■ Goal: Return each line of the listing below, unchanged, and omit the images.

■ Provided information:

•••••

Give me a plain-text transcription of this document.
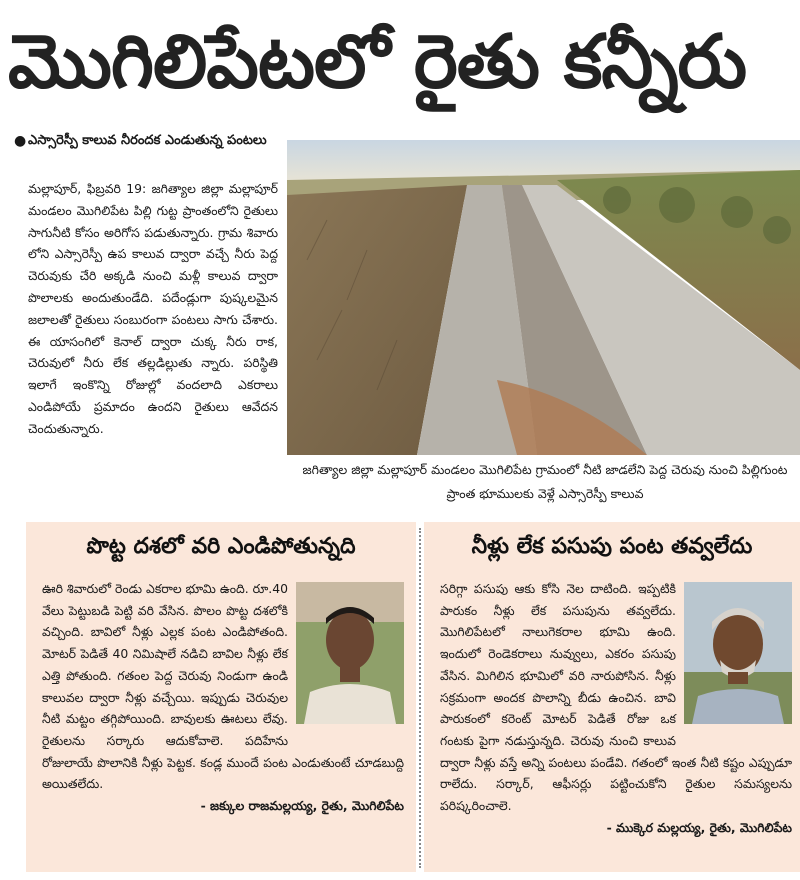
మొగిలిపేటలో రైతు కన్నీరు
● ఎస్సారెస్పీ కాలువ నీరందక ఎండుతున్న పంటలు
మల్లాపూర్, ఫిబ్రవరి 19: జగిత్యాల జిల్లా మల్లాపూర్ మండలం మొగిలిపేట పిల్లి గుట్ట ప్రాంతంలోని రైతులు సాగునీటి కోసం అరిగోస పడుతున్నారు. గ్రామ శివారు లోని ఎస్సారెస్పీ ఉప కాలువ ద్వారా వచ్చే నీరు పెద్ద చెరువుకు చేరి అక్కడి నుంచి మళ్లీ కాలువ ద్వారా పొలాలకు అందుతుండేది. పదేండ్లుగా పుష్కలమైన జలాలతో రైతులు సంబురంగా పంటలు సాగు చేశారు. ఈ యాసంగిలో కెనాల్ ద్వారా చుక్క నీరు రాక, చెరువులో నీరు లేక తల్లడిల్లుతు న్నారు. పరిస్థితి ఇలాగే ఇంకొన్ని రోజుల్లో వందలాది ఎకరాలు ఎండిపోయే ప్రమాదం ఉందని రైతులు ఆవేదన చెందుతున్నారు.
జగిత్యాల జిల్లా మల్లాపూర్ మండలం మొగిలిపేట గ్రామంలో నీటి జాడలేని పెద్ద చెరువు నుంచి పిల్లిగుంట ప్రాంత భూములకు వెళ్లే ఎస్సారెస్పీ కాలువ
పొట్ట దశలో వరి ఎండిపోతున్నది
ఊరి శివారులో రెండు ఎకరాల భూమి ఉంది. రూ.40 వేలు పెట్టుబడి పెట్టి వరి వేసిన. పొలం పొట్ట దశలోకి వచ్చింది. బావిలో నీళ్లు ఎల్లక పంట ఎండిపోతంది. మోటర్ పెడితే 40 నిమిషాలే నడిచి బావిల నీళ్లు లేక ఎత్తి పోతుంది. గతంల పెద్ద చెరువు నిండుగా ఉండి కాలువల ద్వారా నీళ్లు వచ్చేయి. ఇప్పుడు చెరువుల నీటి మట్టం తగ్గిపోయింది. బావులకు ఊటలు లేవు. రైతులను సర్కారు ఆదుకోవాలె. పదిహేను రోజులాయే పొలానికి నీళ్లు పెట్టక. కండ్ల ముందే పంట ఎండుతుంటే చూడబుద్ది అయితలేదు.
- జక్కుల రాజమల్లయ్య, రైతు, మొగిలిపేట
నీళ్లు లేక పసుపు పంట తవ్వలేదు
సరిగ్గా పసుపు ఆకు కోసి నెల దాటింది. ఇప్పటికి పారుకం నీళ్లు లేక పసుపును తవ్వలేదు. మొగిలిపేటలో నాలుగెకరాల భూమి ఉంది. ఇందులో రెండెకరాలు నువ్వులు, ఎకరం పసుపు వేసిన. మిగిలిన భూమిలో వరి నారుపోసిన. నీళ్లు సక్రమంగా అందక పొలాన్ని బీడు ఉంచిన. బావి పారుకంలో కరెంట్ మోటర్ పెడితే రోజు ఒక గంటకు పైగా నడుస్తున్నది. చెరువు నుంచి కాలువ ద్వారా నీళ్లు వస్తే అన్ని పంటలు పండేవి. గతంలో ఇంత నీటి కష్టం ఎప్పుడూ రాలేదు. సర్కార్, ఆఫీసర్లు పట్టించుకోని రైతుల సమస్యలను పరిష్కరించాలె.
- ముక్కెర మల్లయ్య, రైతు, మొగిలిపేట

•••••

■ Output for this task:
Give me a plain-text transcription of this document.
మొగిలిపేటలో రైతు కన్నీరు
● ఎస్సారెస్పీ కాలువ నీరందక ఎండుతున్న పంటలు
మల్లాపూర్, ఫిబ్రవరి 19: జగిత్యాల జిల్లా మల్లాపూర్ మండలం మొగిలిపేట పిల్లి గుట్ట ప్రాంతంలోని రైతులు సాగునీటి కోసం అరిగోస పడుతున్నారు. గ్రామ శివారు లోని ఎస్సారెస్పీ ఉప కాలువ ద్వారా వచ్చే నీరు పెద్ద చెరువుకు చేరి అక్కడి నుంచి మళ్లీ కాలువ ద్వారా పొలాలకు అందుతుండేది. పదేండ్లుగా పుష్కలమైన జలాలతో రైతులు సంబురంగా పంటలు సాగు చేశారు. ఈ యాసంగిలో కెనాల్ ద్వారా చుక్క నీరు రాక, చెరువులో నీరు లేక తల్లడిల్లుతు న్నారు. పరిస్థితి ఇలాగే ఇంకొన్ని రోజుల్లో వందలాది ఎకరాలు ఎండిపోయే ప్రమాదం ఉందని రైతులు ఆవేదన చెందుతున్నారు.
జగిత్యాల జిల్లా మల్లాపూర్ మండలం మొగిలిపేట గ్రామంలో నీటి జాడలేని పెద్ద చెరువు నుంచి పిల్లిగుంట ప్రాంత భూములకు వెళ్లే ఎస్సారెస్పీ కాలువ
పొట్ట దశలో వరి ఎండిపోతున్నది
ఊరి శివారులో రెండు ఎకరాల భూమి ఉంది. రూ.40 వేలు పెట్టుబడి పెట్టి వరి వేసిన. పొలం పొట్ట దశలోకి వచ్చింది. బావిలో నీళ్లు ఎల్లక పంట ఎండిపోతంది. మోటర్ పెడితే 40 నిమిషాలే నడిచి బావిల నీళ్లు లేక ఎత్తి పోతుంది. గతంల పెద్ద చెరువు నిండుగా ఉండి కాలువల ద్వారా నీళ్లు వచ్చేయి. ఇప్పుడు చెరువుల నీటి మట్టం తగ్గిపోయింది. బావులకు ఊటలు లేవు. రైతులను సర్కారు ఆదుకోవాలె. పదిహేను రోజులాయే పొలానికి నీళ్లు పెట్టక. కండ్ల ముందే పంట ఎండుతుంటే చూడబుద్ది అయితలేదు.
- జక్కుల రాజమల్లయ్య, రైతు, మొగిలిపేట
నీళ్లు లేక పసుపు పంట తవ్వలేదు
సరిగ్గా పసుపు ఆకు కోసి నెల దాటింది. ఇప్పటికి పారుకం నీళ్లు లేక పసుపును తవ్వలేదు. మొగిలిపేటలో నాలుగెకరాల భూమి ఉంది. ఇందులో రెండెకరాలు నువ్వులు, ఎకరం పసుపు వేసిన. మిగిలిన భూమిలో వరి నారుపోసిన. నీళ్లు సక్రమంగా అందక పొలాన్ని బీడు ఉంచిన. బావి పారుకంలో కరెంట్ మోటర్ పెడితే రోజు ఒక గంటకు పైగా నడుస్తున్నది. చెరువు నుంచి కాలువ ద్వారా నీళ్లు వస్తే అన్ని పంటలు పండేవి. గతంలో ఇంత నీటి కష్టం ఎప్పుడూ రాలేదు. సర్కార్, ఆఫీసర్లు పట్టించుకోని రైతుల సమస్యలను పరిష్కరించాలె.
- ముక్కెర మల్లయ్య, రైతు, మొగిలిపేట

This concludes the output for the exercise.